Shortly after D day the Germans launched their pilotless aircraft of V1’s on London which destroyed some 25,000 houses and killed 6184 people. However the British soon found how to destroy the rockets and by August 1944 they were destroying some 80 per cent of V1’s aimed at London. In September the V2’s rockets started, they came without warning and no defence could be found; however the Allies overran most of the launching sites before the danger got so great that London was evacuated. Even so these rockets killed over 2000 people.
The Breakout into Europe
Once the allies had landed the Breakout occurred with Montgomery moving south from Caen from 18th July and on the 25th of that month the Americans advanced from Saint-Lo with their tanks reaching Avranches on 1st August. Patton stormed through France with open roads for its tanks and little opposition. The only major points of failure were the ports at Lorient, Saint –Nazaire and La Rochelle that remained in German hands until the end of the war. Rather than retreat as the German general Kluge wished to do, Hitler ordered his forces to mount an offensive against the allies with their superior fighting force. The supremacy of the Allied forces showed and it was all the German troops could do to find their way back home to Germany.

:: The input ::
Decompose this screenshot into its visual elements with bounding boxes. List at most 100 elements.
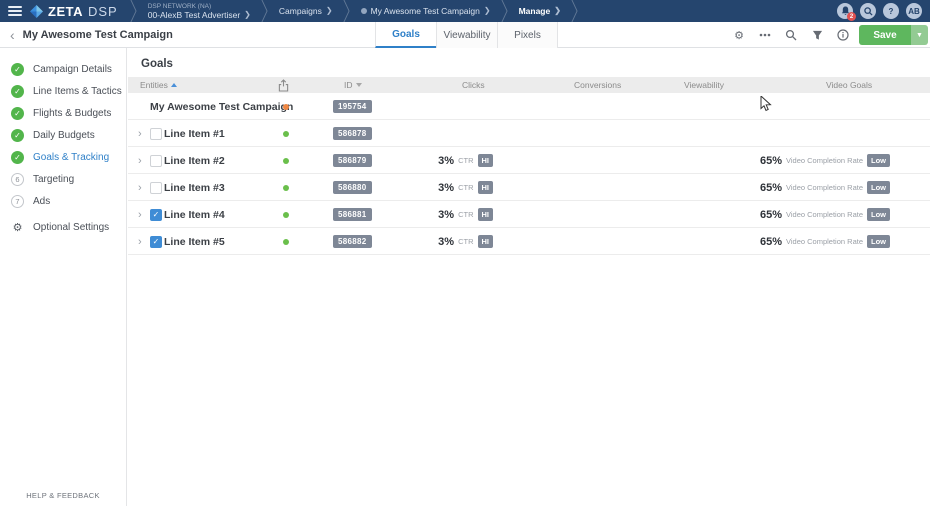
row-expand-chevron-icon[interactable]: ›: [138, 228, 142, 255]
help-button[interactable]: ?: [883, 3, 899, 19]
save-dropdown-button[interactable]: ▼: [911, 25, 928, 45]
vcr-badge: Low: [867, 154, 890, 167]
row-checkbox[interactable]: ✓: [150, 236, 162, 248]
section-heading: Goals: [128, 48, 930, 70]
row-expand-chevron-icon[interactable]: ›: [138, 120, 142, 147]
sidebar-item-targeting[interactable]: 6Targeting: [0, 168, 126, 190]
breadcrumb-separator: [128, 0, 140, 22]
more-options-icon[interactable]: [758, 28, 772, 42]
check-circle-icon: ✓: [11, 129, 24, 142]
vcr-value: 65%: [760, 209, 782, 221]
filter-icon[interactable]: [810, 28, 824, 42]
column-header-conversions[interactable]: Conversions: [574, 77, 621, 93]
avatar[interactable]: AB: [906, 3, 922, 19]
column-header-id[interactable]: ID: [344, 77, 362, 93]
row-id-badge: 586880: [333, 181, 372, 194]
search-icon[interactable]: [784, 28, 798, 42]
row-checkbox[interactable]: ✓: [150, 209, 162, 221]
column-header-viewability[interactable]: Viewability: [684, 77, 724, 93]
sidebar-item-label: Goals & Tracking: [33, 152, 109, 163]
table-row[interactable]: ›✓Line Item #45868813%CTRHI65%Video Comp…: [128, 201, 930, 228]
breadcrumb-label: Campaigns❯: [279, 6, 333, 16]
row-checkbox[interactable]: [150, 128, 162, 140]
settings-gear-icon[interactable]: ⚙: [732, 28, 746, 42]
row-id-badge: 586881: [333, 208, 372, 221]
check-circle-icon: ✓: [11, 63, 24, 76]
video-goal-metric: 65%Video Completion RateLow: [760, 174, 890, 201]
toolbar-icons: ⚙: [732, 22, 850, 48]
table-row[interactable]: ›✓Line Item #55868823%CTRHI65%Video Comp…: [128, 228, 930, 255]
sidebar-item-line-items-tactics[interactable]: ✓ Line Items & Tactics: [0, 80, 126, 102]
column-header-clicks[interactable]: Clicks: [462, 77, 485, 93]
breadcrumb-separator: [259, 0, 271, 22]
sidebar-item-label: Flights & Budgets: [33, 108, 111, 119]
row-id-badge: 195754: [333, 100, 372, 113]
table-row[interactable]: My Awesome Test Campaign195754: [128, 93, 930, 120]
ctr-badge: HI: [478, 181, 494, 194]
breadcrumb-item[interactable]: Manage❯: [511, 0, 569, 22]
check-circle-icon: ✓: [11, 107, 24, 120]
page-title: My Awesome Test Campaign: [23, 29, 173, 41]
row-entity-name: Line Item #1: [164, 120, 225, 147]
breadcrumb-text: 00-AlexB Test Advertiser: [148, 10, 240, 20]
menu-icon[interactable]: [8, 6, 22, 16]
table-row[interactable]: › Line Item #1 586878: [128, 120, 930, 147]
sidebar-item-optional-settings[interactable]: ⚙ Optional Settings: [0, 216, 126, 238]
info-icon[interactable]: [836, 28, 850, 42]
vcr-label: Video Completion Rate: [786, 183, 863, 192]
sidebar-item-ads[interactable]: 7Ads: [0, 190, 126, 212]
vcr-value: 65%: [760, 236, 782, 248]
breadcrumb-text: My Awesome Test Campaign: [371, 6, 480, 16]
table-row[interactable]: ›Line Item #35868803%CTRHI65%Video Compl…: [128, 174, 930, 201]
ctr-label: CTR: [458, 156, 473, 165]
tab-goals[interactable]: Goals: [375, 22, 436, 48]
vcr-label: Video Completion Rate: [786, 237, 863, 246]
row-expand-chevron-icon[interactable]: ›: [138, 174, 142, 201]
sidebar-item-flights-budgets[interactable]: ✓ Flights & Budgets: [0, 102, 126, 124]
chevron-right-icon: ❯: [244, 10, 251, 20]
row-checkbox[interactable]: [150, 155, 162, 167]
row-checkbox[interactable]: [150, 182, 162, 194]
sidebar-item-campaign-details[interactable]: ✓Campaign Details: [0, 58, 126, 80]
export-icon[interactable]: [278, 77, 289, 93]
help-feedback-link[interactable]: HELP & FEEDBACK: [0, 491, 126, 500]
clicks-metric: 3%CTRHI: [393, 174, 493, 201]
save-split-button: Save ▼: [859, 25, 928, 45]
sidebar-item-daily-budgets[interactable]: ✓ Daily Budgets: [0, 124, 126, 146]
breadcrumb-text: Campaigns: [279, 6, 322, 16]
vcr-label: Video Completion Rate: [786, 210, 863, 219]
ctr-value: 3%: [438, 236, 454, 248]
breadcrumb-item[interactable]: DSP NETWORK (NA)00-AlexB Test Advertiser…: [140, 0, 259, 22]
ctr-label: CTR: [458, 183, 473, 192]
breadcrumb-item[interactable]: My Awesome Test Campaign❯: [353, 0, 499, 22]
step-number-icon: 6: [11, 173, 24, 186]
row-id-badge: 586878: [333, 127, 372, 140]
breadcrumb-item[interactable]: Campaigns❯: [271, 0, 341, 22]
brand-logo[interactable]: ZETA DSP: [30, 4, 118, 19]
brand-suffix: DSP: [88, 4, 118, 19]
row-expand-chevron-icon[interactable]: ›: [138, 147, 142, 174]
video-goal-metric: 65% Video Completion Rate Low: [760, 228, 890, 255]
video-goal-metric: 65%Video Completion RateLow: [760, 147, 890, 174]
gear-icon: ⚙: [11, 221, 24, 234]
setup-steps-sidebar: ✓Campaign Details✓Line Items & Tactics✓F…: [0, 48, 127, 506]
global-search-button[interactable]: [860, 3, 876, 19]
check-circle-icon: ✓: [11, 85, 24, 98]
table-row[interactable]: ›Line Item #25868793%CTRHI65%Video Compl…: [128, 147, 930, 174]
column-header-video-goals[interactable]: Video Goals: [826, 77, 872, 93]
vcr-badge: Low: [867, 235, 890, 248]
row-expand-chevron-icon[interactable]: ›: [138, 201, 142, 228]
campaign-header-bar: ‹ My Awesome Test Campaign GoalsViewabil…: [0, 22, 930, 48]
clicks-metric: 3%CTRHI: [393, 228, 493, 255]
sidebar-item-label: Optional Settings: [33, 222, 109, 233]
back-chevron-icon[interactable]: ‹: [0, 28, 23, 42]
row-entity-name: Line Item #5: [164, 228, 225, 255]
sidebar-item-goals-tracking[interactable]: ✓Goals & Tracking: [0, 146, 126, 168]
tab-pixels[interactable]: Pixels: [497, 22, 558, 48]
notifications-button[interactable]: 2: [837, 3, 853, 19]
save-button[interactable]: Save: [859, 25, 911, 45]
sidebar-item-label: Daily Budgets: [33, 130, 95, 141]
tab-viewability[interactable]: Viewability: [436, 22, 497, 48]
column-header-entities[interactable]: Entities: [140, 77, 177, 93]
sidebar-item-label: Line Items & Tactics: [33, 86, 122, 97]
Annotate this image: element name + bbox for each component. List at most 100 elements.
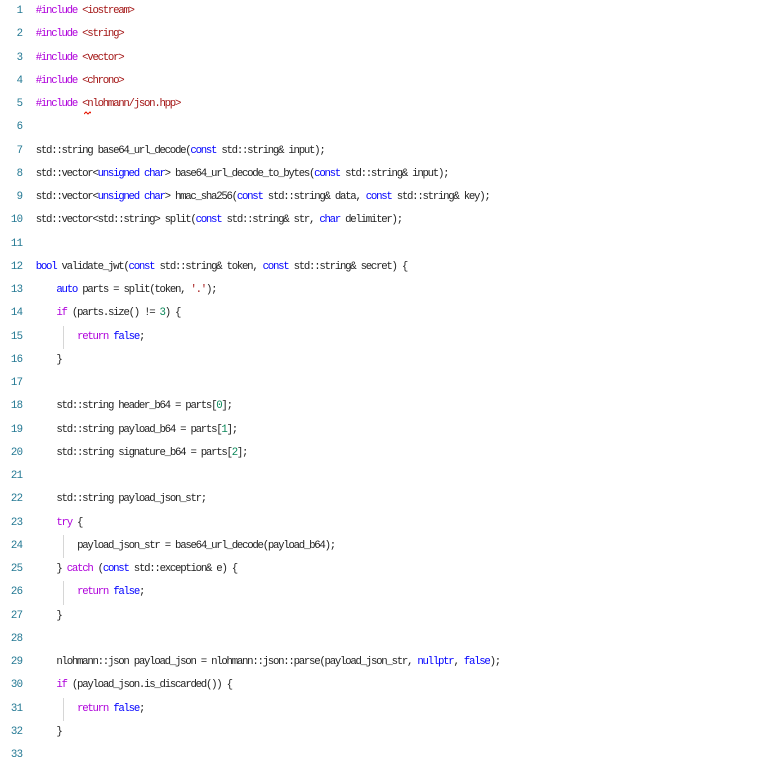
- line-number: 26: [10, 586, 23, 599]
- code-token: <iostream>: [82, 5, 135, 17]
- code-token: std::string& input);: [216, 144, 325, 157]
- code-token: }: [56, 609, 62, 622]
- code-line[interactable]: 30 if (payload_json.is_discarded()) {: [0, 674, 722, 697]
- code-line[interactable]: 10 std::vector<std::string> split(const s…: [0, 209, 722, 232]
- code-line[interactable]: 17: [0, 372, 722, 395]
- code-token: #include: [35, 98, 83, 110]
- line-number: 3: [16, 51, 23, 64]
- code-token: std::string& secret) {: [288, 260, 409, 273]
- code-line[interactable]: 18 std::string header_b64 = parts[0];: [0, 395, 722, 418]
- indent-guide: [63, 534, 64, 558]
- line-number: 12: [10, 260, 23, 273]
- code-token: #include: [35, 5, 83, 17]
- error-squiggle: [84, 111, 91, 115]
- line-number: 11: [10, 237, 23, 250]
- code-token: if: [56, 307, 68, 320]
- code-text: }: [56, 349, 62, 372]
- code-line[interactable]: 15 return false;: [0, 326, 722, 349]
- code-token: false: [113, 702, 140, 715]
- code-line[interactable]: 8 std::vector<unsigned char> base64_url_d…: [0, 163, 722, 186]
- code-token: std::string base64_url_decode(: [35, 144, 192, 157]
- code-token: nlohmann::json payload_json = nlohmann::…: [56, 656, 418, 668]
- code-token: const: [314, 167, 341, 180]
- code-token: );: [489, 656, 502, 668]
- code-token: false: [463, 656, 491, 668]
- code-token: ;: [138, 702, 145, 715]
- code-token: ,: [453, 656, 464, 668]
- code-token: #include: [35, 51, 83, 64]
- line-number: 25: [10, 563, 23, 575]
- code-token: std::vector<std::string> split(: [35, 214, 197, 227]
- code-line[interactable]: 12 bool validate_jwt(const std::string& t…: [0, 256, 722, 279]
- code-token: #include: [35, 28, 83, 41]
- code-line[interactable]: 29 nlohmann::json payload_json = nlohmann…: [0, 651, 722, 674]
- code-line[interactable]: 23 try {: [0, 512, 722, 535]
- code-text: #include <iostream>: [35, 0, 135, 23]
- code-text: std::vector<std::string> split(const std…: [35, 209, 403, 232]
- code-token: (: [92, 563, 104, 575]
- code-token: ];: [221, 400, 233, 413]
- code-line[interactable]: 33: [0, 744, 722, 767]
- code-line[interactable]: 28: [0, 628, 722, 651]
- code-line[interactable]: 5 #include <nlohmann/json.hpp>: [0, 93, 722, 116]
- code-token: <chrono>: [82, 74, 125, 87]
- code-text: std::string payload_json_str;: [56, 488, 207, 511]
- code-text: return false;: [77, 698, 145, 721]
- code-text: if (parts.size() != 3) {: [56, 302, 181, 325]
- code-token: return: [77, 330, 109, 343]
- line-number: 9: [16, 191, 23, 203]
- code-token: const: [128, 260, 156, 273]
- code-token: #include: [35, 74, 83, 87]
- line-number: 8: [16, 167, 23, 180]
- code-line[interactable]: 31 return false;: [0, 698, 722, 721]
- code-line[interactable]: 9 std::vector<unsigned char> hmac_sha256(…: [0, 186, 722, 209]
- code-token: return: [77, 586, 109, 599]
- code-line[interactable]: 7 std::string base64_url_decode(const std…: [0, 140, 722, 163]
- code-token: ;: [138, 586, 145, 599]
- code-line[interactable]: 22 std::string payload_json_str;: [0, 488, 722, 511]
- code-token: std::string header_b64 = parts[: [56, 400, 217, 413]
- code-token: bool: [35, 260, 58, 273]
- indent-guide: [63, 581, 64, 605]
- code-token: <vector>: [82, 51, 125, 64]
- code-line[interactable]: 26 return false;: [0, 581, 722, 604]
- code-line[interactable]: 27}: [0, 605, 722, 628]
- line-number: 17: [10, 377, 23, 389]
- code-line[interactable]: 25} catch (const std::exception& e) {: [0, 558, 722, 581]
- code-line[interactable]: 14 if (parts.size() != 3) {: [0, 302, 722, 325]
- code-token: const: [195, 214, 223, 227]
- code-line[interactable]: 1 #include <iostream>: [0, 0, 722, 23]
- line-number: 28: [10, 632, 23, 645]
- code-token: std::string signature_b64 = parts[: [56, 446, 233, 459]
- code-token: std::string& data,: [262, 191, 366, 203]
- line-number: 5: [16, 98, 23, 110]
- code-line[interactable]: 32}: [0, 721, 722, 744]
- line-number: 6: [16, 121, 23, 134]
- code-line[interactable]: 21: [0, 465, 722, 488]
- code-line[interactable]: 11: [0, 233, 722, 256]
- line-number: 20: [10, 446, 23, 459]
- code-token: payload_json_str = base64_url_decode(pay…: [77, 539, 336, 552]
- code-line[interactable]: 2 #include <string>: [0, 23, 722, 46]
- code-line[interactable]: 6: [0, 116, 722, 139]
- code-text: auto parts = split(token, '.');: [56, 279, 217, 302]
- code-line[interactable]: 3 #include <vector>: [0, 47, 722, 70]
- code-line[interactable]: 16}: [0, 349, 722, 372]
- code-token: {: [71, 516, 83, 529]
- code-token: std::exception& e) {: [128, 563, 238, 575]
- code-token: (parts.size() !=: [66, 307, 160, 320]
- code-line[interactable]: 13 auto parts = split(token, '.');: [0, 279, 722, 302]
- code-editor[interactable]: 1 #include <iostream> 2 #include <string> 3 #…: [0, 0, 768, 768]
- code-text: std::string header_b64 = parts[0];: [56, 395, 233, 418]
- code-token: std::vector<: [35, 191, 99, 203]
- code-text: std::vector<unsigned char> base64_url_de…: [36, 163, 450, 186]
- code-line[interactable]: 24 payload_json_str = base64_url_decode(p…: [0, 535, 722, 558]
- code-token: unsigned char: [97, 167, 166, 180]
- indent-guide: [63, 325, 64, 349]
- code-line[interactable]: 4 #include <chrono>: [0, 70, 722, 93]
- code-token: if: [56, 679, 68, 692]
- code-token: }: [56, 353, 62, 366]
- code-token: > base64_url_decode_to_bytes(: [164, 167, 316, 180]
- code-line[interactable]: 20 std::string signature_b64 = parts[2];: [0, 442, 722, 465]
- code-line[interactable]: 19 std::string payload_b64 = parts[1];: [0, 419, 722, 442]
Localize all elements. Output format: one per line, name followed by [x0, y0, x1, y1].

:: Required actions ::
1 - In the first block of records, convert the lines from the line with "row-expand-chevron-icon[interactable]: ›: [138, 228, 142, 255]" to the line with "check-circle-icon: ✓: [11, 63, 24, 76]" into a Markdown table with the columns Row and Line, leaving out blank lines.
2 - Go on with the text about the Allied breakout into Europe from where it stops.

:: Answers to each task ::
1 -
| Row | Line |
|---|---|
| 1 | row-expand-chevron-icon[interactable]: ›: [138, 228, 142, 255] |
| 2 | help-button[interactable]: ?: [883, 3, 899, 19] |
| 3 | save-dropdown-button[interactable]: ▼: [911, 25, 928, 45] |
| 4 | vcr-badge: Low: [867, 154, 890, 167] |
| 5 | row-checkbox[interactable]: ✓: [150, 236, 162, 248] |
| 6 | section-heading: Goals: [128, 48, 930, 70] |
| 7 | row-expand-chevron-icon[interactable]: ›: [138, 120, 142, 147] |
| 8 | sidebar-item-targeting[interactable]: 6Targeting: [0, 168, 126, 190] |
| 9 | breadcrumb-separator: [128, 0, 140, 22] |
| 10 | more-options-icon[interactable]: [758, 28, 772, 42] |
| 11 | check-circle-icon: ✓: [11, 129, 24, 142] |
| 12 | vcr-value: 65%: [760, 209, 782, 221] |
| 13 | filter-icon[interactable]: [810, 28, 824, 42] |
| 14 | column-header-conversions[interactable]: Conversions: [574, 77, 621, 93] |
| 15 | avatar[interactable]: AB: [906, 3, 922, 19] |
| 16 | column-header-id[interactable]: ID: [344, 77, 362, 93] |
| 17 | row-id-badge: 586880: [333, 181, 372, 194] |
| 18 | search-icon[interactable]: [784, 28, 798, 42] |
| 19 | row-checkbox[interactable]: ✓: [150, 209, 162, 221] |
| 20 | column-header-viewability[interactable]: Viewability: [684, 77, 724, 93] |
| 21 | sidebar-item-label: Goals & Tracking: [33, 152, 109, 163] |
| 22 | table-row[interactable]: ›✓Line Item #45868813%CTRHI65%Video Comp…: [128, 201, 930, 228] |
| 23 | breadcrumb-label: Campaigns❯: [279, 6, 333, 16] |
| 24 | row-checkbox[interactable]: [150, 128, 162, 140] |
| 25 | settings-gear-icon[interactable]: ⚙: [732, 28, 746, 42] |
| 26 | row-id-badge: 586881: [333, 208, 372, 221] |
| 27 | check-circle-icon: ✓: [11, 63, 24, 76] |

2 -
Operation Anvil -1944
On 15th August 1944 Operation Anvil took place with some 50,000 men and machinery landing in southern France. With little opposition the forces marched up through France whilst Hitler moved his troops to the Rhine
Relief of Paris
The original intention had been to bypass Paris and leave it under German control, but on 15th August the people of Paris took control with strikes by the metro workers and the police. Paris was ordered to be destroyed by Hitler but its governor Von Choltitz disobeyed him and the Resistance forces, although ill armed, tried to take Paris. The Allies sent a Free French armoured division to Paris on 25th August and General De Gaulle became president. In a brief time of disorder the Resistance executed some 10,000 collaborators but by October the authority of the state had been reasserted, with the Resistance either disarmed or subsumed into the regular army.
The onward roll of the Allied Armies
During August the Allied army’s rolled forward liberating most of France and Belgium and on 1st September General Eisenhower took over the command of the combined land forces from General Montgomery. However by the start of September the allied advance had slowed, they were experiencing the problems that the Germans had suffered in Russia, long supply lines whilst for the Germans their lines were the shortest they had been for some years.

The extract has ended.